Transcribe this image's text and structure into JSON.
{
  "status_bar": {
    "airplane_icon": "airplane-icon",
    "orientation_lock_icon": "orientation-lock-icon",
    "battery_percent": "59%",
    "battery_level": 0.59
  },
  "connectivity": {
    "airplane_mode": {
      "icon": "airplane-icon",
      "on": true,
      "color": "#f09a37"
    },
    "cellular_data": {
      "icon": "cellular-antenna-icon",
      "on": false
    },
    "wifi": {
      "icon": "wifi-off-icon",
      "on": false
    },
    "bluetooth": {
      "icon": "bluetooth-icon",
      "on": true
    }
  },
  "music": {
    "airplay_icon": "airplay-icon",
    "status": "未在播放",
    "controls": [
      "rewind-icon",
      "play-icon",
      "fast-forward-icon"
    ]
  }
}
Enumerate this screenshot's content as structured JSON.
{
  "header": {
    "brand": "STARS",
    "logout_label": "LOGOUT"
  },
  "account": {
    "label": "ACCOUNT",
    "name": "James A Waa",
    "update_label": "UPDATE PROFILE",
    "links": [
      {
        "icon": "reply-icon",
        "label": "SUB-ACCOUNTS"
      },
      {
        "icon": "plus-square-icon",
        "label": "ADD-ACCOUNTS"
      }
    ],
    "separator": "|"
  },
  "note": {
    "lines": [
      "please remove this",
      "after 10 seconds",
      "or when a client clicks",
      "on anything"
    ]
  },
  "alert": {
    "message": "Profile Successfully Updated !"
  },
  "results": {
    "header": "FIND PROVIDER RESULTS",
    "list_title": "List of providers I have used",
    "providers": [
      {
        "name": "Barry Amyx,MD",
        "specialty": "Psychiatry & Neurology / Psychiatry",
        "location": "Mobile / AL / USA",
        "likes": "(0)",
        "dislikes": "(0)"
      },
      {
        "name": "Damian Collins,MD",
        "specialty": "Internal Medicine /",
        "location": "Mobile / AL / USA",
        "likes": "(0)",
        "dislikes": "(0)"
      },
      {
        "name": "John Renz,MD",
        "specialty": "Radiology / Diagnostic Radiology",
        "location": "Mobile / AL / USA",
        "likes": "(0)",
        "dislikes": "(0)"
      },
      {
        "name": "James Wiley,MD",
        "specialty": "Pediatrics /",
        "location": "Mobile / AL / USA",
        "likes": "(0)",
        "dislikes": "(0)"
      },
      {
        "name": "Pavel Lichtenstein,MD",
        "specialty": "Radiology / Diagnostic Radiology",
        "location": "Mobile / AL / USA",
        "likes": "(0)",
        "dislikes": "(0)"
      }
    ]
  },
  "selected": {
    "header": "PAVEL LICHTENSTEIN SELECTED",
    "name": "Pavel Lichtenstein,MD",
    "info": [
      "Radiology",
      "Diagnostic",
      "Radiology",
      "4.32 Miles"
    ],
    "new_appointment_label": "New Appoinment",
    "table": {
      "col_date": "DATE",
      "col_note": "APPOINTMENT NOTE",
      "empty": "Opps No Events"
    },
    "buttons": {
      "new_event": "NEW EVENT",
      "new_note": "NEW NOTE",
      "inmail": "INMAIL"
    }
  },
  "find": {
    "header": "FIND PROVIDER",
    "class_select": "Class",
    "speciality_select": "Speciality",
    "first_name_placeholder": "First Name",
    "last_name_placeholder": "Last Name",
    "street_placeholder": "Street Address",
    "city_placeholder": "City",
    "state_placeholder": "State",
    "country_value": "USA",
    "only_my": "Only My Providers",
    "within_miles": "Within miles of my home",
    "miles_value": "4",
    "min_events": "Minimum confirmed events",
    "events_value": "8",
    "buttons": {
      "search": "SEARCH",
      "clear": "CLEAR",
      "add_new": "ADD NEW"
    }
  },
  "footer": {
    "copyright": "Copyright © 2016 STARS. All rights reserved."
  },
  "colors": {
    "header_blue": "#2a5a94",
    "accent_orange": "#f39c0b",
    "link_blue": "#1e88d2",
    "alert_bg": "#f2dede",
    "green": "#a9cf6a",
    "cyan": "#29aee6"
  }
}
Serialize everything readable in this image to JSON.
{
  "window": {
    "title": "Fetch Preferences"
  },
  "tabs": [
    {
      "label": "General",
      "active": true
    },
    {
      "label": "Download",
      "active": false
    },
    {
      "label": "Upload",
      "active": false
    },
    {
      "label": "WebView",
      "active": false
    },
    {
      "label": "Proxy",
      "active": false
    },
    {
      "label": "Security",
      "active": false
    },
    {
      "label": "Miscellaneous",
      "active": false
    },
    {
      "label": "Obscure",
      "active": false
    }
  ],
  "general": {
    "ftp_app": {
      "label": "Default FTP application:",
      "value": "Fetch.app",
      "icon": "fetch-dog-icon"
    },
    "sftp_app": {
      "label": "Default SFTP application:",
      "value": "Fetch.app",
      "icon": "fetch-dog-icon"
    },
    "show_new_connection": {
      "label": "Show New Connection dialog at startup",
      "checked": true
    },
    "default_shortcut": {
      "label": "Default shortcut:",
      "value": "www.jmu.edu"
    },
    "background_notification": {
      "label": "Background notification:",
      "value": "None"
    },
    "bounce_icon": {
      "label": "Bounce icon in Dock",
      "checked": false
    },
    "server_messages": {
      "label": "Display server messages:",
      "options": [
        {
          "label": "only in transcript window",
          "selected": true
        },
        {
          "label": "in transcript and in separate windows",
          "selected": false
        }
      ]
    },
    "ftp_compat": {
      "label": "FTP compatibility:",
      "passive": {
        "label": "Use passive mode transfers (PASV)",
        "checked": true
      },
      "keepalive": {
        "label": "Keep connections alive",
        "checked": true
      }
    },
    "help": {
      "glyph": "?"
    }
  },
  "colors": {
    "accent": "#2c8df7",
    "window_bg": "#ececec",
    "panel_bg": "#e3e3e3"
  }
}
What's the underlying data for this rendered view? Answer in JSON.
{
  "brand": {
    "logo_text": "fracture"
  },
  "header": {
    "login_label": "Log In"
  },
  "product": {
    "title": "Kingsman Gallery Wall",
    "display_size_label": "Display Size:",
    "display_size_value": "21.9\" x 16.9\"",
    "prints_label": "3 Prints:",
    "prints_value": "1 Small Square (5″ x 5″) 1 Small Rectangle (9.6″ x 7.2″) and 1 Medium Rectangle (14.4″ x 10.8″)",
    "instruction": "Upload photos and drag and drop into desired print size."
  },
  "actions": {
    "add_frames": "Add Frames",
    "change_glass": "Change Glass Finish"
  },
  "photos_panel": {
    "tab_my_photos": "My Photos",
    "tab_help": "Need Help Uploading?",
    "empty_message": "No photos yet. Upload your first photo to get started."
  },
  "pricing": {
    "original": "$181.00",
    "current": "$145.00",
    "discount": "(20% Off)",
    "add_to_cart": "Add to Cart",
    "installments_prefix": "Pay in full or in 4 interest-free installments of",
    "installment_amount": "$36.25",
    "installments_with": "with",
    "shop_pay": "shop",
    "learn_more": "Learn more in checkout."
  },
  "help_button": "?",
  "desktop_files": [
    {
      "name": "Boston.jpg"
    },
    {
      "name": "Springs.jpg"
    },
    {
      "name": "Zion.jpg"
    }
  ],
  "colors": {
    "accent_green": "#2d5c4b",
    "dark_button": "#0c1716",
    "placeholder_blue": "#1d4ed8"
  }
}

========================================================================

*What you have to do*: Please reproduce the entire listing, exactly as shown.

*The result*:
Transcribe this image's text and structure into JSON.
{
  "status_bar": {
    "airplane_icon": "airplane-icon",
    "orientation_lock_icon": "orientation-lock-icon",
    "battery_percent": "59%",
    "battery_level": 0.59
  },
  "connectivity": {
    "airplane_mode": {
      "icon": "airplane-icon",
      "on": true,
      "color": "#f09a37"
    },
    "cellular_data": {
      "icon": "cellular-antenna-icon",
      "on": false
    },
    "wifi": {
      "icon": "wifi-off-icon",
      "on": false
    },
    "bluetooth": {
      "icon": "bluetooth-icon",
      "on": true
    }
  },
  "music": {
    "airplay_icon": "airplay-icon",
    "status": "未在播放",
    "controls": [
      "rewind-icon",
      "play-icon",
      "fast-forward-icon"
    ]
  }
}
Enumerate this screenshot's content as structured JSON.
{
  "header": {
    "brand": "STARS",
    "logout_label": "LOGOUT"
  },
  "account": {
    "label": "ACCOUNT",
    "name": "James A Waa",
    "update_label": "UPDATE PROFILE",
    "links": [
      {
        "icon": "reply-icon",
        "label": "SUB-ACCOUNTS"
      },
      {
        "icon": "plus-square-icon",
        "label": "ADD-ACCOUNTS"
      }
    ],
    "separator": "|"
  },
  "note": {
    "lines": [
      "please remove this",
      "after 10 seconds",
      "or when a client clicks",
      "on anything"
    ]
  },
  "alert": {
    "message": "Profile Successfully Updated !"
  },
  "results": {
    "header": "FIND PROVIDER RESULTS",
    "list_title": "List of providers I have used",
    "providers": [
      {
        "name": "Barry Amyx,MD",
        "specialty": "Psychiatry & Neurology / Psychiatry",
        "location": "Mobile / AL / USA",
        "likes": "(0)",
        "dislikes": "(0)"
      },
      {
        "name": "Damian Collins,MD",
        "specialty": "Internal Medicine /",
        "location": "Mobile / AL / USA",
        "likes": "(0)",
        "dislikes": "(0)"
      },
      {
        "name": "John Renz,MD",
        "specialty": "Radiology / Diagnostic Radiology",
        "location": "Mobile / AL / USA",
        "likes": "(0)",
        "dislikes": "(0)"
      },
      {
        "name": "James Wiley,MD",
        "specialty": "Pediatrics /",
        "location": "Mobile / AL / USA",
        "likes": "(0)",
        "dislikes": "(0)"
      },
      {
        "name": "Pavel Lichtenstein,MD",
        "specialty": "Radiology / Diagnostic Radiology",
        "location": "Mobile / AL / USA",
        "likes": "(0)",
        "dislikes": "(0)"
      }
    ]
  },
  "selected": {
    "header": "PAVEL LICHTENSTEIN SELECTED",
    "name": "Pavel Lichtenstein,MD",
    "info": [
      "Radiology",
      "Diagnostic",
      "Radiology",
      "4.32 Miles"
    ],
    "new_appointment_label": "New Appoinment",
    "table": {
      "col_date": "DATE",
      "col_note": "APPOINTMENT NOTE",
      "empty": "Opps No Events"
    },
    "buttons": {
      "new_event": "NEW EVENT",
      "new_note": "NEW NOTE",
      "inmail": "INMAIL"
    }
  },
  "find": {
    "header": "FIND PROVIDER",
    "class_select": "Class",
    "speciality_select": "Speciality",
    "first_name_placeholder": "First Name",
    "last_name_placeholder": "Last Name",
    "street_placeholder": "Street Address",
    "city_placeholder": "City",
    "state_placeholder": "State",
    "country_value": "USA",
    "only_my": "Only My Providers",
    "within_miles": "Within miles of my home",
    "miles_value": "4",
    "min_events": "Minimum confirmed events",
    "events_value": "8",
    "buttons": {
      "search": "SEARCH",
      "clear": "CLEAR",
      "add_new": "ADD NEW"
    }
  },
  "footer": {
    "copyright": "Copyright © 2016 STARS. All rights reserved."
  },
  "colors": {
    "header_blue": "#2a5a94",
    "accent_orange": "#f39c0b",
    "link_blue": "#1e88d2",
    "alert_bg": "#f2dede",
    "green": "#a9cf6a",
    "cyan": "#29aee6"
  }
}
Serialize everything readable in this image to JSON.
{
  "window": {
    "title": "Fetch Preferences"
  },
  "tabs": [
    {
      "label": "General",
      "active": true
    },
    {
      "label": "Download",
      "active": false
    },
    {
      "label": "Upload",
      "active": false
    },
    {
      "label": "WebView",
      "active": false
    },
    {
      "label": "Proxy",
      "active": false
    },
    {
      "label": "Security",
      "active": false
    },
    {
      "label": "Miscellaneous",
      "active": false
    },
    {
      "label": "Obscure",
      "active": false
    }
  ],
  "general": {
    "ftp_app": {
      "label": "Default FTP application:",
      "value": "Fetch.app",
      "icon": "fetch-dog-icon"
    },
    "sftp_app": {
      "label": "Default SFTP application:",
      "value": "Fetch.app",
      "icon": "fetch-dog-icon"
    },
    "show_new_connection": {
      "label": "Show New Connection dialog at startup",
      "checked": true
    },
    "default_shortcut": {
      "label": "Default shortcut:",
      "value": "www.jmu.edu"
    },
    "background_notification": {
      "label": "Background notification:",
      "value": "None"
    },
    "bounce_icon": {
      "label": "Bounce icon in Dock",
      "checked": false
    },
    "server_messages": {
      "label": "Display server messages:",
      "options": [
        {
          "label": "only in transcript window",
          "selected": true
        },
        {
          "label": "in transcript and in separate windows",
          "selected": false
        }
      ]
    },
    "ftp_compat": {
      "label": "FTP compatibility:",
      "passive": {
        "label": "Use passive mode transfers (PASV)",
        "checked": true
      },
      "keepalive": {
        "label": "Keep connections alive",
        "checked": true
      }
    },
    "help": {
      "glyph": "?"
    }
  },
  "colors": {
    "accent": "#2c8df7",
    "window_bg": "#ececec",
    "panel_bg": "#e3e3e3"
  }
}
What's the underlying data for this rendered view? Answer in JSON.
{
  "brand": {
    "logo_text": "fracture"
  },
  "header": {
    "login_label": "Log In"
  },
  "product": {
    "title": "Kingsman Gallery Wall",
    "display_size_label": "Display Size:",
    "display_size_value": "21.9\" x 16.9\"",
    "prints_label": "3 Prints:",
    "prints_value": "1 Small Square (5″ x 5″) 1 Small Rectangle (9.6″ x 7.2″) and 1 Medium Rectangle (14.4″ x 10.8″)",
    "instruction": "Upload photos and drag and drop into desired print size."
  },
  "actions": {
    "add_frames": "Add Frames",
    "change_glass": "Change Glass Finish"
  },
  "photos_panel": {
    "tab_my_photos": "My Photos",
    "tab_help": "Need Help Uploading?",
    "empty_message": "No photos yet. Upload your first photo to get started."
  },
  "pricing": {
    "original": "$181.00",
    "current": "$145.00",
    "discount": "(20% Off)",
    "add_to_cart": "Add to Cart",
    "installments_prefix": "Pay in full or in 4 interest-free installments of",
    "installment_amount": "$36.25",
    "installments_with": "with",
    "shop_pay": "shop",
    "learn_more": "Learn more in checkout."
  },
  "help_button": "?",
  "desktop_files": [
    {
      "name": "Boston.jpg"
    },
    {
      "name": "Springs.jpg"
    },
    {
      "name": "Zion.jpg"
    }
  ],
  "colors": {
    "accent_green": "#2d5c4b",
    "dark_button": "#0c1716",
    "placeholder_blue": "#1d4ed8"
  }
}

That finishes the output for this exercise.